= Your instructions =
Leave the pictures out and quote only the lines from the one with "Transcribe the text in this document." down to the end of the listing below.

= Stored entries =
━━━━
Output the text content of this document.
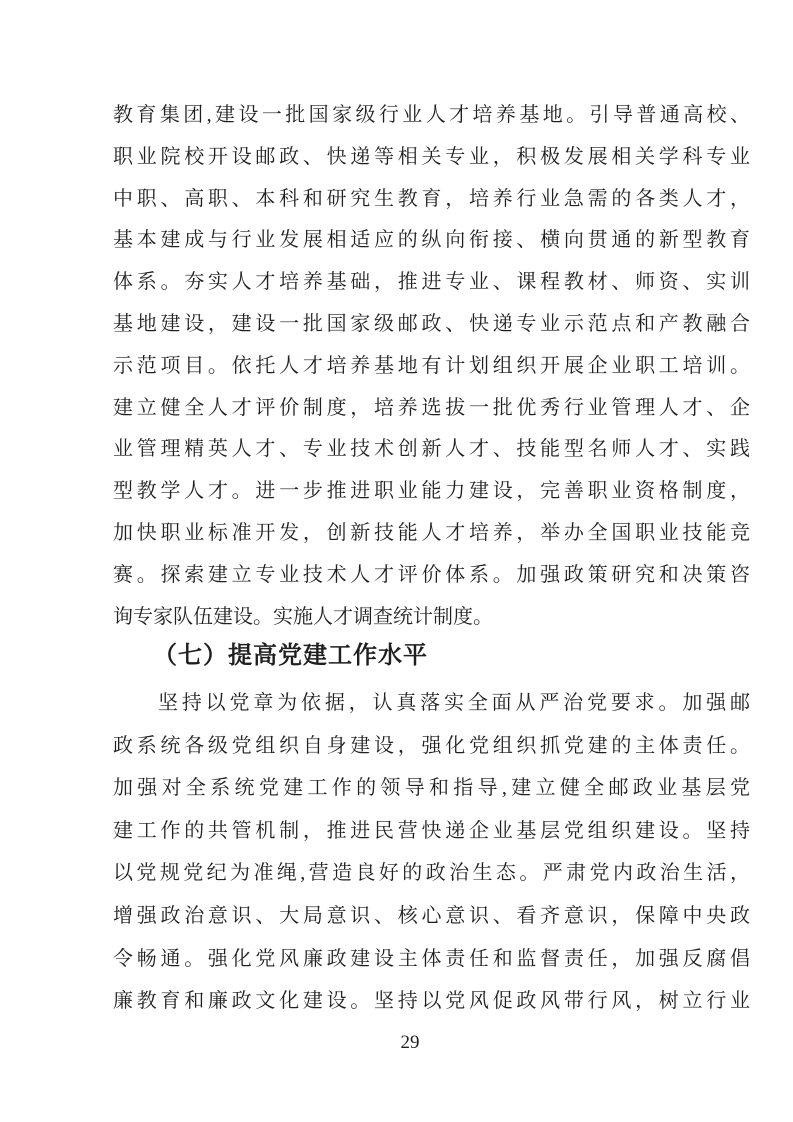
教育集团,建设一批国家级行业人才培养基地。引导普通高校、
职业院校开设邮政、快递等相关专业，积极发展相关学科专业
中职、高职、本科和研究生教育，培养行业急需的各类人才，
基本建成与行业发展相适应的纵向衔接、横向贯通的新型教育
体系。夯实人才培养基础，推进专业、课程教材、师资、实训
基地建设，建设一批国家级邮政、快递专业示范点和产教融合
示范项目。依托人才培养基地有计划组织开展企业职工培训。
建立健全人才评价制度，培养选拔一批优秀行业管理人才、企
业管理精英人才、专业技术创新人才、技能型名师人才、实践
型教学人才。进一步推进职业能力建设，完善职业资格制度，
加快职业标准开发，创新技能人才培养，举办全国职业技能竞
赛。探索建立专业技术人才评价体系。加强政策研究和决策咨
询专家队伍建设。实施人才调查统计制度。
（七）提高党建工作水平
坚持以党章为依据，认真落实全面从严治党要求。加强邮
政系统各级党组织自身建设，强化党组织抓党建的主体责任。
加强对全系统党建工作的领导和指导,建立健全邮政业基层党
建工作的共管机制，推进民营快递企业基层党组织建设。坚持
以党规党纪为准绳,营造良好的政治生态。严肃党内政治生活，
增强政治意识、大局意识、核心意识、看齐意识，保障中央政
令畅通。强化党风廉政建设主体责任和监督责任，加强反腐倡
廉教育和廉政文化建设。坚持以党风促政风带行风，树立行业
29
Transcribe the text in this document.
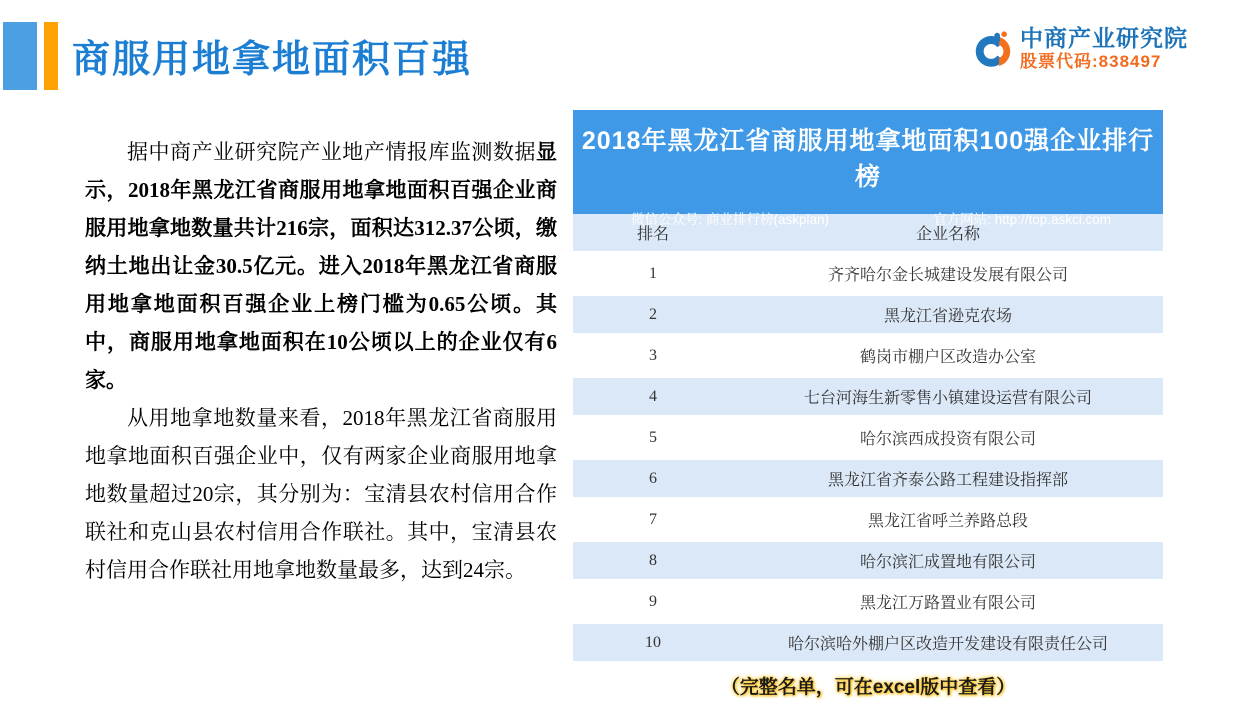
商服用地拿地面积百强
中商产业研究院
股票代码:838497

据中商产业研究院产业地产情报库监测数据显示，2018年黑龙江省商服用地拿地面积百强企业商服用地拿地数量共计216宗，面积达312.37公顷，缴纳土地出让金30.5亿元。进入2018年黑龙江省商服用地拿地面积百强企业上榜门槛为0.65公顷。其中，商服用地拿地面积在10公顷以上的企业仅有6家。

从用地拿地数量来看，2018年黑龙江省商服用地拿地面积百强企业中，仅有两家企业商服用地拿地数量超过20宗，其分别为：宝清县农村信用合作联社和克山县农村信用合作联社。其中，宝清县农村信用合作联社用地拿地数量最多，达到24宗。

2018年黑龙江省商服用地拿地面积100强企业排行榜
微信公众号: 商业排行榜(askplan)	官方网站: http://top.askci.com
排名	企业名称
1	齐齐哈尔金长城建设发展有限公司
2	黑龙江省逊克农场
3	鹤岗市棚户区改造办公室
4	七台河海生新零售小镇建设运营有限公司
5	哈尔滨西成投资有限公司
6	黑龙江省齐泰公路工程建设指挥部
7	黑龙江省呼兰养路总段
8	哈尔滨汇成置地有限公司
9	黑龙江万路置业有限公司
10	哈尔滨哈外棚户区改造开发建设有限责任公司
（完整名单，可在excel版中查看）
━━━━
= Full answer =
Transcribe the text in this document.
商服用地拿地面积百强
中商产业研究院
股票代码:838497

据中商产业研究院产业地产情报库监测数据显示，2018年黑龙江省商服用地拿地面积百强企业商服用地拿地数量共计216宗，面积达312.37公顷，缴纳土地出让金30.5亿元。进入2018年黑龙江省商服用地拿地面积百强企业上榜门槛为0.65公顷。其中，商服用地拿地面积在10公顷以上的企业仅有6家。

从用地拿地数量来看，2018年黑龙江省商服用地拿地面积百强企业中，仅有两家企业商服用地拿地数量超过20宗，其分别为：宝清县农村信用合作联社和克山县农村信用合作联社。其中，宝清县农村信用合作联社用地拿地数量最多，达到24宗。

2018年黑龙江省商服用地拿地面积100强企业排行榜
微信公众号: 商业排行榜(askplan)	官方网站: http://top.askci.com
排名	企业名称
1	齐齐哈尔金长城建设发展有限公司
2	黑龙江省逊克农场
3	鹤岗市棚户区改造办公室
4	七台河海生新零售小镇建设运营有限公司
5	哈尔滨西成投资有限公司
6	黑龙江省齐泰公路工程建设指挥部
7	黑龙江省呼兰养路总段
8	哈尔滨汇成置地有限公司
9	黑龙江万路置业有限公司
10	哈尔滨哈外棚户区改造开发建设有限责任公司
（完整名单，可在excel版中查看）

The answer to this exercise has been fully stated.